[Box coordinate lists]
----------

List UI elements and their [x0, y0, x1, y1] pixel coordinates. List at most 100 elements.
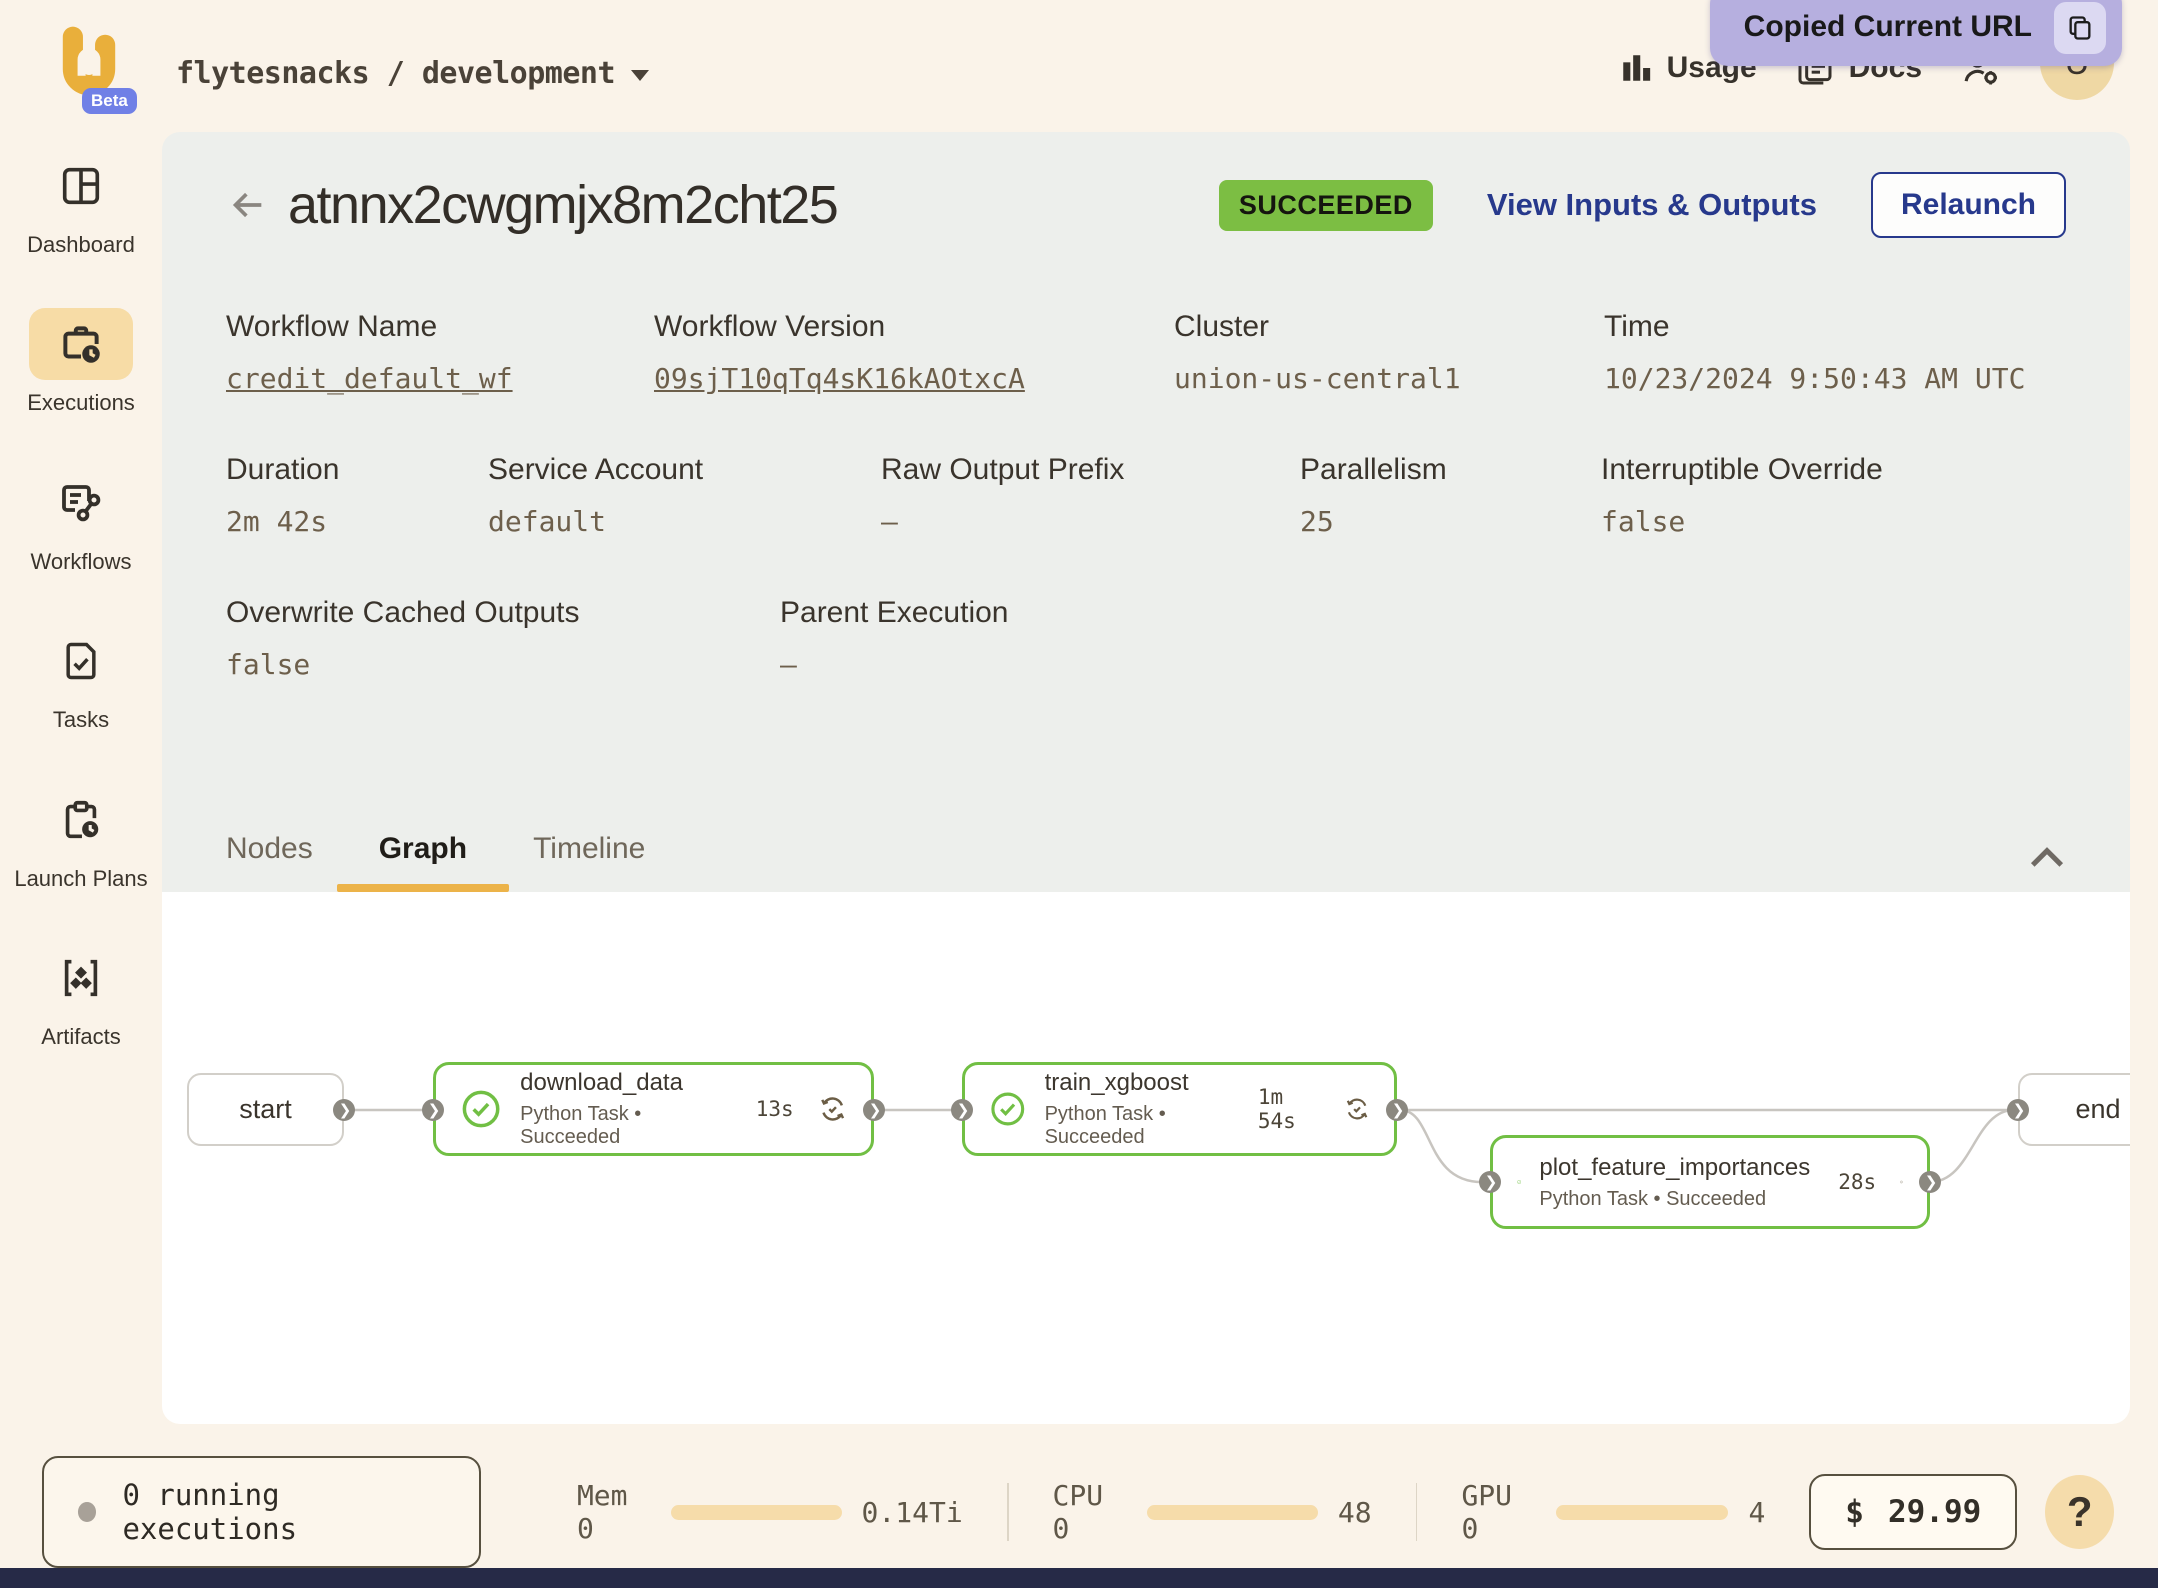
meta-field-raw-output-prefix: Raw Output Prefix –	[881, 453, 1300, 538]
graph-node-download-data[interactable]: download_data Python Task • Succeeded 13…	[433, 1062, 874, 1156]
tab-bar: Nodes Graph Timeline	[226, 808, 2066, 892]
graph-node-plot-feature-importances[interactable]: plot_feature_importances Python Task • S…	[1490, 1135, 1930, 1229]
workflow-version-link[interactable]: 09sjT10qTq4sK16kAOtxcA	[654, 362, 1174, 395]
meta-field-overwrite-cached-outputs: Overwrite Cached Outputs false	[226, 596, 780, 681]
copied-url-toast: Copied Current URL	[1710, 0, 2122, 66]
node-label: end	[2075, 1094, 2120, 1125]
workflow-name-link[interactable]: credit_default_wf	[226, 362, 654, 395]
check-circle-icon	[989, 1086, 1027, 1132]
memory-meter: Mem 0 0.14Ti	[533, 1479, 1007, 1545]
execution-detail-card: atnnx2cwgmjx8m2cht25 SUCCEEDED View Inpu…	[162, 132, 2130, 892]
port-icon: ❯	[333, 1099, 355, 1121]
artifacts-icon	[58, 955, 104, 1001]
meta-field-workflow-version: Workflow Version 09sjT10qTq4sK16kAOtxcA	[654, 310, 1174, 395]
gpu-meter: GPU 0 4	[1417, 1479, 1809, 1545]
cpu-meter: CPU 0 48	[1009, 1479, 1416, 1545]
check-circle-icon	[1517, 1159, 1521, 1205]
collapse-panel-button[interactable]	[2028, 844, 2066, 892]
task-meta: Python Task • Succeeded	[1539, 1188, 1810, 1211]
tasks-icon	[59, 639, 103, 683]
meta-field-parent-execution: Parent Execution –	[780, 596, 1008, 681]
meta-field-cluster: Cluster union-us-central1	[1174, 310, 1604, 395]
relaunch-button[interactable]: Relaunch	[1871, 172, 2066, 238]
cost-value: 29.99	[1888, 1494, 1981, 1530]
port-icon: ❯	[1919, 1171, 1941, 1193]
copy-button[interactable]	[2054, 2, 2106, 54]
bottom-edge-strip	[0, 1568, 2158, 1588]
port-icon: ❯	[863, 1099, 885, 1121]
task-duration: 28s	[1838, 1170, 1876, 1194]
breadcrumb[interactable]: flytesnacks / development	[176, 56, 649, 91]
workflow-graph[interactable]: start download_data Python Task • Succee…	[162, 892, 2130, 1424]
running-executions-pill[interactable]: 0 running executions	[42, 1456, 481, 1568]
sidebar-item-dashboard[interactable]: Dashboard	[6, 150, 156, 258]
sidebar-label: Artifacts	[41, 1024, 120, 1050]
info-icon	[1900, 1167, 1903, 1197]
copy-icon	[2066, 14, 2094, 42]
sidebar-item-launch-plans[interactable]: Launch Plans	[6, 784, 156, 892]
toast-message: Copied Current URL	[1744, 10, 2032, 46]
sidebar-item-artifacts[interactable]: Artifacts	[6, 942, 156, 1050]
dashboard-icon	[58, 163, 104, 209]
meta-field-duration: Duration 2m 42s	[226, 453, 488, 538]
arrow-left-icon	[228, 185, 268, 225]
launch-plans-icon	[58, 797, 104, 843]
bar-chart-icon	[1619, 51, 1653, 85]
beta-badge: Beta	[82, 88, 137, 114]
task-meta: Python Task • Succeeded	[1045, 1103, 1230, 1149]
port-icon: ❯	[1479, 1171, 1501, 1193]
sidebar: Dashboard Executions Workflows Tasks	[0, 150, 162, 1050]
tab-nodes[interactable]: Nodes	[226, 832, 313, 892]
task-duration: 13s	[756, 1097, 794, 1121]
node-label: start	[239, 1094, 292, 1125]
dollar-icon: $	[1845, 1494, 1864, 1530]
running-executions-label: 0 running executions	[122, 1478, 444, 1546]
status-badge: SUCCEEDED	[1219, 180, 1433, 231]
back-button[interactable]	[226, 183, 270, 227]
task-name: train_xgboost	[1045, 1069, 1230, 1097]
sidebar-item-workflows[interactable]: Workflows	[6, 467, 156, 575]
task-name: plot_feature_importances	[1539, 1154, 1810, 1182]
graph-node-train-xgboost[interactable]: train_xgboost Python Task • Succeeded 1m…	[962, 1062, 1397, 1156]
help-label: ?	[2067, 1488, 2093, 1536]
graph-node-end[interactable]: end	[2018, 1073, 2130, 1146]
chevron-up-icon	[2028, 844, 2066, 870]
task-meta: Python Task • Succeeded	[520, 1103, 728, 1149]
cache-icon	[818, 1093, 847, 1125]
meta-field-interruptible-override: Interruptible Override false	[1601, 453, 1883, 538]
sidebar-label: Launch Plans	[14, 866, 147, 892]
help-button[interactable]: ?	[2045, 1475, 2114, 1549]
meta-field-time: Time 10/23/2024 9:50:43 AM UTC	[1604, 310, 2025, 395]
gpu-meter-bar	[1556, 1505, 1728, 1520]
tab-graph[interactable]: Graph	[379, 832, 467, 892]
tab-timeline[interactable]: Timeline	[533, 832, 645, 892]
port-icon: ❯	[422, 1099, 444, 1121]
cost-button[interactable]: $ 29.99	[1809, 1474, 2017, 1550]
execution-title: atnnx2cwgmjx8m2cht25	[288, 174, 837, 236]
chevron-down-icon	[631, 70, 649, 81]
task-duration: 1m 54s	[1258, 1085, 1320, 1133]
port-icon: ❯	[951, 1099, 973, 1121]
cpu-meter-bar	[1147, 1505, 1318, 1520]
sidebar-label: Tasks	[53, 707, 109, 733]
cache-icon	[1344, 1093, 1370, 1125]
executions-icon	[56, 319, 106, 369]
meta-field-service-account: Service Account default	[488, 453, 881, 538]
workflows-icon	[57, 479, 105, 527]
status-dot	[78, 1502, 96, 1522]
status-footer: 0 running executions Mem 0 0.14Ti CPU 0 …	[0, 1462, 2158, 1562]
view-inputs-outputs-link[interactable]: View Inputs & Outputs	[1487, 187, 1817, 223]
sidebar-label: Dashboard	[27, 232, 135, 258]
breadcrumb-label: flytesnacks / development	[176, 56, 615, 91]
sidebar-item-tasks[interactable]: Tasks	[6, 625, 156, 733]
sidebar-item-executions[interactable]: Executions	[6, 308, 156, 416]
memory-meter-bar	[671, 1505, 842, 1520]
sidebar-label: Executions	[27, 390, 135, 416]
sidebar-label: Workflows	[30, 549, 131, 575]
port-icon: ❯	[2007, 1099, 2029, 1121]
meta-field-workflow-name: Workflow Name credit_default_wf	[226, 310, 654, 395]
check-circle-icon	[460, 1086, 502, 1132]
union-logo[interactable]: Beta	[46, 26, 132, 112]
graph-node-start[interactable]: start	[187, 1073, 344, 1146]
port-icon: ❯	[1386, 1099, 1408, 1121]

----------

Print every line above verbatim, but leave out the picture.

List UI elements and their [x0, y0, x1, y1] pixel coordinates. List at most 100 elements.
meta-field-raw-output-prefix: Raw Output Prefix –	[881, 453, 1300, 538]
graph-node-download-data[interactable]: download_data Python Task • Succeeded 13…	[433, 1062, 874, 1156]
tab-bar: Nodes Graph Timeline	[226, 808, 2066, 892]
graph-node-plot-feature-importances[interactable]: plot_feature_importances Python Task • S…	[1490, 1135, 1930, 1229]
workflow-version-link[interactable]: 09sjT10qTq4sK16kAOtxcA	[654, 362, 1174, 395]
meta-field-overwrite-cached-outputs: Overwrite Cached Outputs false	[226, 596, 780, 681]
copied-url-toast: Copied Current URL	[1710, 0, 2122, 66]
node-label: end	[2075, 1094, 2120, 1125]
workflow-name-link[interactable]: credit_default_wf	[226, 362, 654, 395]
check-circle-icon	[989, 1086, 1027, 1132]
memory-meter: Mem 0 0.14Ti	[533, 1479, 1007, 1545]
execution-detail-card: atnnx2cwgmjx8m2cht25 SUCCEEDED View Inpu…	[162, 132, 2130, 892]
port-icon: ❯	[333, 1099, 355, 1121]
artifacts-icon	[58, 955, 104, 1001]
meta-field-workflow-version: Workflow Version 09sjT10qTq4sK16kAOtxcA	[654, 310, 1174, 395]
gpu-meter: GPU 0 4	[1417, 1479, 1809, 1545]
cpu-meter: CPU 0 48	[1009, 1479, 1416, 1545]
check-circle-icon	[1517, 1159, 1521, 1205]
collapse-panel-button[interactable]	[2028, 844, 2066, 892]
task-meta: Python Task • Succeeded	[1539, 1188, 1810, 1211]
tasks-icon	[59, 639, 103, 683]
meta-field-parent-execution: Parent Execution –	[780, 596, 1008, 681]
meta-field-cluster: Cluster union-us-central1	[1174, 310, 1604, 395]
relaunch-button[interactable]: Relaunch	[1871, 172, 2066, 238]
cost-value: 29.99	[1888, 1494, 1981, 1530]
port-icon: ❯	[1919, 1171, 1941, 1193]
copy-button[interactable]	[2054, 2, 2106, 54]
bottom-edge-strip	[0, 1568, 2158, 1588]
port-icon: ❯	[863, 1099, 885, 1121]
task-duration: 28s	[1838, 1170, 1876, 1194]
breadcrumb[interactable]: flytesnacks / development	[176, 56, 649, 91]
workflow-graph[interactable]: start download_data Python Task • Succee…	[162, 892, 2130, 1424]
running-executions-pill[interactable]: 0 running executions	[42, 1456, 481, 1568]
sidebar-item-dashboard[interactable]: Dashboard	[6, 150, 156, 258]
sidebar-label: Artifacts	[41, 1024, 120, 1050]
info-icon	[1900, 1167, 1903, 1197]
copy-icon	[2066, 14, 2094, 42]
sidebar-item-launch-plans[interactable]: Launch Plans	[6, 784, 156, 892]
toast-message: Copied Current URL	[1744, 10, 2032, 46]
sidebar-item-artifacts[interactable]: Artifacts	[6, 942, 156, 1050]
dashboard-icon	[58, 163, 104, 209]
meta-field-duration: Duration 2m 42s	[226, 453, 488, 538]
arrow-left-icon	[228, 185, 268, 225]
launch-plans-icon	[58, 797, 104, 843]
bar-chart-icon	[1619, 51, 1653, 85]
beta-badge: Beta	[82, 88, 137, 114]
task-meta: Python Task • Succeeded	[1045, 1103, 1230, 1149]
port-icon: ❯	[1479, 1171, 1501, 1193]
sidebar: Dashboard Executions Workflows Tasks	[0, 150, 162, 1050]
tab-nodes[interactable]: Nodes	[226, 832, 313, 892]
task-duration: 13s	[756, 1097, 794, 1121]
node-label: start	[239, 1094, 292, 1125]
dollar-icon: $	[1845, 1494, 1864, 1530]
running-executions-label: 0 running executions	[122, 1478, 444, 1546]
status-badge: SUCCEEDED	[1219, 180, 1433, 231]
back-button[interactable]	[226, 183, 270, 227]
task-name: train_xgboost	[1045, 1069, 1230, 1097]
sidebar-item-workflows[interactable]: Workflows	[6, 467, 156, 575]
task-name: plot_feature_importances	[1539, 1154, 1810, 1182]
graph-node-train-xgboost[interactable]: train_xgboost Python Task • Succeeded 1m…	[962, 1062, 1397, 1156]
help-label: ?	[2067, 1488, 2093, 1536]
graph-node-end[interactable]: end	[2018, 1073, 2130, 1146]
chevron-up-icon	[2028, 844, 2066, 870]
task-meta: Python Task • Succeeded	[520, 1103, 728, 1149]
cache-icon	[818, 1093, 847, 1125]
meta-field-interruptible-override: Interruptible Override false	[1601, 453, 1883, 538]
sidebar-label: Launch Plans	[14, 866, 147, 892]
help-button[interactable]: ?	[2045, 1475, 2114, 1549]
meta-field-time: Time 10/23/2024 9:50:43 AM UTC	[1604, 310, 2025, 395]
gpu-meter-bar	[1556, 1505, 1728, 1520]
tab-graph[interactable]: Graph	[379, 832, 467, 892]
tab-timeline[interactable]: Timeline	[533, 832, 645, 892]
port-icon: ❯	[422, 1099, 444, 1121]
cost-button[interactable]: $ 29.99	[1809, 1474, 2017, 1550]
execution-title: atnnx2cwgmjx8m2cht25	[288, 174, 837, 236]
chevron-down-icon	[631, 70, 649, 81]
task-duration: 1m 54s	[1258, 1085, 1320, 1133]
port-icon: ❯	[951, 1099, 973, 1121]
cpu-meter-bar	[1147, 1505, 1318, 1520]
sidebar-label: Tasks	[53, 707, 109, 733]
cache-icon	[1344, 1093, 1370, 1125]
executions-icon	[56, 319, 106, 369]
meta-field-service-account: Service Account default	[488, 453, 881, 538]
workflows-icon	[57, 479, 105, 527]
status-dot	[78, 1502, 96, 1522]
status-footer: 0 running executions Mem 0 0.14Ti CPU 0 …	[0, 1462, 2158, 1562]
view-inputs-outputs-link[interactable]: View Inputs & Outputs	[1487, 187, 1817, 223]
sidebar-label: Dashboard	[27, 232, 135, 258]
breadcrumb-label: flytesnacks / development	[176, 56, 615, 91]
sidebar-item-tasks[interactable]: Tasks	[6, 625, 156, 733]
sidebar-item-executions[interactable]: Executions	[6, 308, 156, 416]
memory-meter-bar	[671, 1505, 842, 1520]
sidebar-label: Executions	[27, 390, 135, 416]
sidebar-label: Workflows	[30, 549, 131, 575]
port-icon: ❯	[2007, 1099, 2029, 1121]
meta-field-workflow-name: Workflow Name credit_default_wf	[226, 310, 654, 395]
check-circle-icon	[460, 1086, 502, 1132]
union-logo[interactable]: Beta	[46, 26, 132, 112]
graph-node-start[interactable]: start	[187, 1073, 344, 1146]
port-icon: ❯	[1386, 1099, 1408, 1121]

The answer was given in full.